■ **Your goal**:
Set down each line of the data below exactly as it stands, dropping the pictures.

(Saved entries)

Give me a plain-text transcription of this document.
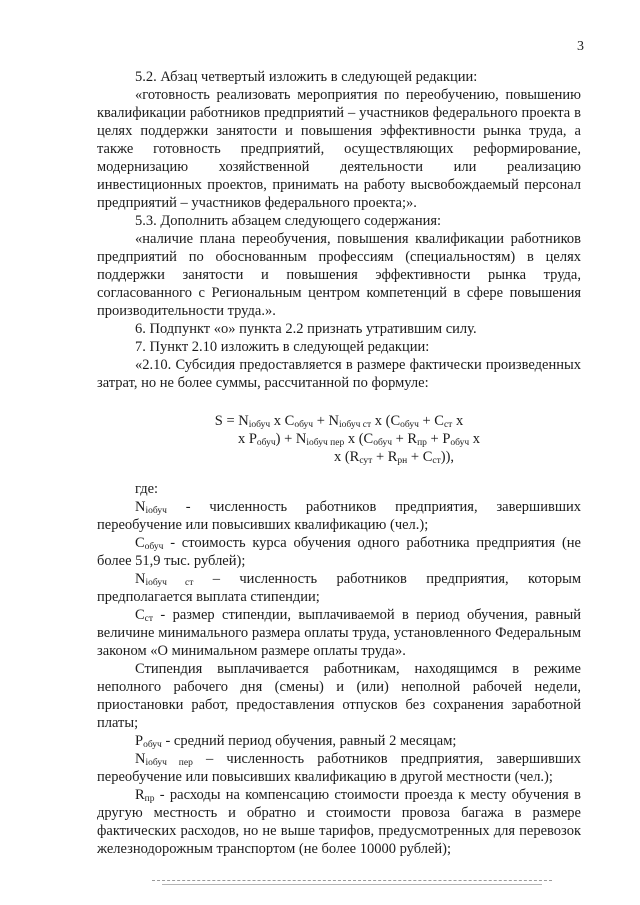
3

5.2. Абзац четвертый изложить в следующей редакции:

«готовность реализовать мероприятия по переобучению, повышению квалификации работников предприятий – участников федерального проекта в целях поддержки занятости и повышения эффективности рынка труда, а также готовность предприятий, осуществляющих реформирование, модернизацию хозяйственной деятельности или реализацию инвестиционных проектов, принимать на работу высвобождаемый персонал предприятий – участников федерального проекта;».

5.3. Дополнить абзацем следующего содержания:

«наличие плана переобучения, повышения квалификации работников предприятий по обоснованным профессиям (специальностям) в целях поддержки занятости и повышения эффективности рынка труда, согласованного с Региональным центром компетенций в сфере повышения производительности труда.».

6. Подпункт «о» пункта 2.2 признать утратившим силу.

7. Пункт 2.10 изложить в следующей редакции:

«2.10. Субсидия предоставляется в размере фактически произведенных затрат, но не более суммы, рассчитанной по формуле:

$S = N_{iобуч}$ x $C_{обуч} + N_{iобуч ст}$ x ($C_{обуч} + C_{ст}$ x
x $P_{обуч}) + N_{iобуч пер}$ x ($C_{обуч} + R_{пр} + P_{обуч}$ x
x $(R_{сут} + R_{рн} + C_{ст})$),

где:

$N_{iобуч}$ - численность работников предприятия, завершивших переобучение или повысивших квалификацию (чел.);

$C_{обуч}$ - стоимость курса обучения одного работника предприятия (не более 51,9 тыс. рублей);

$N_{iобуч ст}$ – численность работников предприятия, которым предполагается выплата стипендии;

$C_{ст}$ - размер стипендии, выплачиваемой в период обучения, равный величине минимального размера оплаты труда, установленного Федеральным законом «О минимальном размере оплаты труда».

Стипендия выплачивается работникам, находящимся в режиме неполного рабочего дня (смены) и (или) неполной рабочей недели, приостановки работ, предоставления отпусков без сохранения заработной платы;

$P_{обуч}$ - средний период обучения, равный 2 месяцам;

$N_{iобуч пер}$ – численность работников предприятия, завершивших переобучение или повысивших квалификацию в другой местности (чел.);

$R_{пр}$ - расходы на компенсацию стоимости проезда к месту обучения в другую местность и обратно и стоимости провоза багажа в размере фактических расходов, но не выше тарифов, предусмотренных для перевозок железнодорожным транспортом (не более 10000 рублей);
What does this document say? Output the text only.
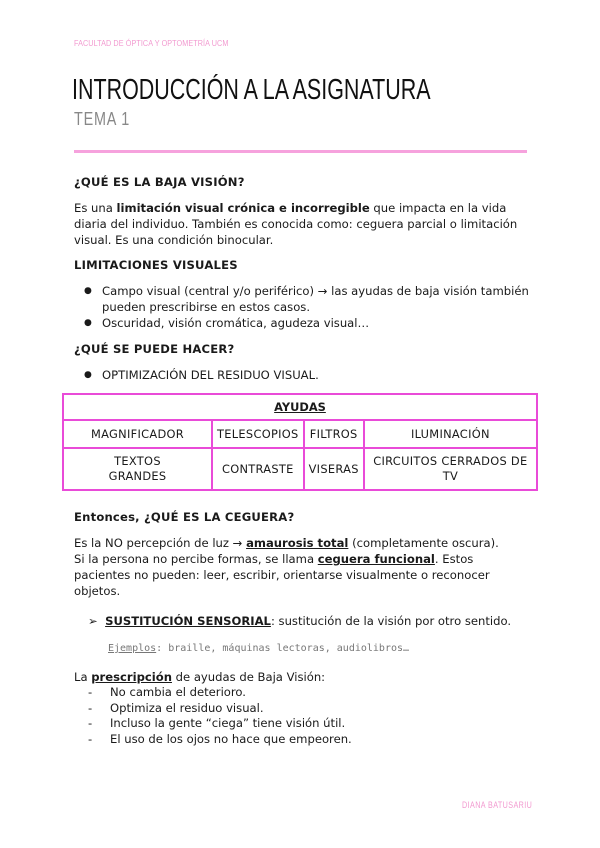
FACULTAD DE ÓPTICA Y OPTOMETRÍA UCM
INTRODUCCIÓN A LA ASIGNATURA
TEMA 1
¿QUÉ ES LA BAJA VISIÓN?

Es una limitación visual crónica e incorregible que impacta en la vida diaria del individuo. También es conocida como: ceguera parcial o limitación visual. Es una condición binocular.

LIMITACIONES VISUALES
● Campo visual (central y/o periférico) → las ayudas de baja visión también pueden prescribirse en estos casos.
● Oscuridad, visión cromática, agudeza visual…
¿QUÉ SE PUEDE HACER?
● OPTIMIZACIÓN DEL RESIDUO VISUAL.
AYUDAS			
MAGNIFICADOR	TELESCOPIOS	FILTROS	ILUMINACIÓN
TEXTOS GRANDES	CONTRASTE	VISERAS	CIRCUITOS CERRADOS DE TV
Entonces, ¿QUÉ ES LA CEGUERA?

Es la NO percepción de luz → amaurosis total (completamente oscura).
Si la persona no percibe formas, se llama ceguera funcional. Estos pacientes no pueden: leer, escribir, orientarse visualmente o reconocer objetos.

➢ SUSTITUCIÓN SENSORIAL: sustitución de la visión por otro sentido.
Ejemplos: braille, máquinas lectoras, audiolibros…

La prescripción de ayudas de Baja Visión:

- No cambia el deterioro.
- Optimiza el residuo visual.
- Incluso la gente “ciega” tiene visión útil.
- El uso de los ojos no hace que empeoren.
DIANA BATUSARIU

■ **Task solution**:
Give me a plain-text transcription of this document.
3

5.2. Абзац четвертый изложить в следующей редакции:

«готовность реализовать мероприятия по переобучению, повышению квалификации работников предприятий – участников федерального проекта в целях поддержки занятости и повышения эффективности рынка труда, а также готовность предприятий, осуществляющих реформирование, модернизацию хозяйственной деятельности или реализацию инвестиционных проектов, принимать на работу высвобождаемый персонал предприятий – участников федерального проекта;».

5.3. Дополнить абзацем следующего содержания:

«наличие плана переобучения, повышения квалификации работников предприятий по обоснованным профессиям (специальностям) в целях поддержки занятости и повышения эффективности рынка труда, согласованного с Региональным центром компетенций в сфере повышения производительности труда.».

6. Подпункт «о» пункта 2.2 признать утратившим силу.

7. Пункт 2.10 изложить в следующей редакции:

«2.10. Субсидия предоставляется в размере фактически произведенных затрат, но не более суммы, рассчитанной по формуле:

$S = N_{iобуч}$ x $C_{обуч} + N_{iобуч ст}$ x ($C_{обуч} + C_{ст}$ x
x $P_{обуч}) + N_{iобуч пер}$ x ($C_{обуч} + R_{пр} + P_{обуч}$ x
x $(R_{сут} + R_{рн} + C_{ст})$),

где:

$N_{iобуч}$ - численность работников предприятия, завершивших переобучение или повысивших квалификацию (чел.);

$C_{обуч}$ - стоимость курса обучения одного работника предприятия (не более 51,9 тыс. рублей);

$N_{iобуч ст}$ – численность работников предприятия, которым предполагается выплата стипендии;

$C_{ст}$ - размер стипендии, выплачиваемой в период обучения, равный величине минимального размера оплаты труда, установленного Федеральным законом «О минимальном размере оплаты труда».

Стипендия выплачивается работникам, находящимся в режиме неполного рабочего дня (смены) и (или) неполной рабочей недели, приостановки работ, предоставления отпусков без сохранения заработной платы;

$P_{обуч}$ - средний период обучения, равный 2 месяцам;

$N_{iобуч пер}$ – численность работников предприятия, завершивших переобучение или повысивших квалификацию в другой местности (чел.);

$R_{пр}$ - расходы на компенсацию стоимости проезда к месту обучения в другую местность и обратно и стоимости провоза багажа в размере фактических расходов, но не выше тарифов, предусмотренных для перевозок железнодорожным транспортом (не более 10000 рублей);
What does this document say? Output the text only.
FACULTAD DE ÓPTICA Y OPTOMETRÍA UCM
INTRODUCCIÓN A LA ASIGNATURA
TEMA 1
¿QUÉ ES LA BAJA VISIÓN?

Es una limitación visual crónica e incorregible que impacta en la vida diaria del individuo. También es conocida como: ceguera parcial o limitación visual. Es una condición binocular.

LIMITACIONES VISUALES
● Campo visual (central y/o periférico) → las ayudas de baja visión también pueden prescribirse en estos casos.
● Oscuridad, visión cromática, agudeza visual…
¿QUÉ SE PUEDE HACER?
● OPTIMIZACIÓN DEL RESIDUO VISUAL.
AYUDAS			
MAGNIFICADOR	TELESCOPIOS	FILTROS	ILUMINACIÓN
TEXTOS GRANDES	CONTRASTE	VISERAS	CIRCUITOS CERRADOS DE TV
Entonces, ¿QUÉ ES LA CEGUERA?

Es la NO percepción de luz → amaurosis total (completamente oscura).
Si la persona no percibe formas, se llama ceguera funcional. Estos pacientes no pueden: leer, escribir, orientarse visualmente o reconocer objetos.

➢ SUSTITUCIÓN SENSORIAL: sustitución de la visión por otro sentido.
Ejemplos: braille, máquinas lectoras, audiolibros…

La prescripción de ayudas de Baja Visión:

- No cambia el deterioro.
- Optimiza el residuo visual.
- Incluso la gente “ciega” tiene visión útil.
- El uso de los ojos no hace que empeoren.
DIANA BATUSARIU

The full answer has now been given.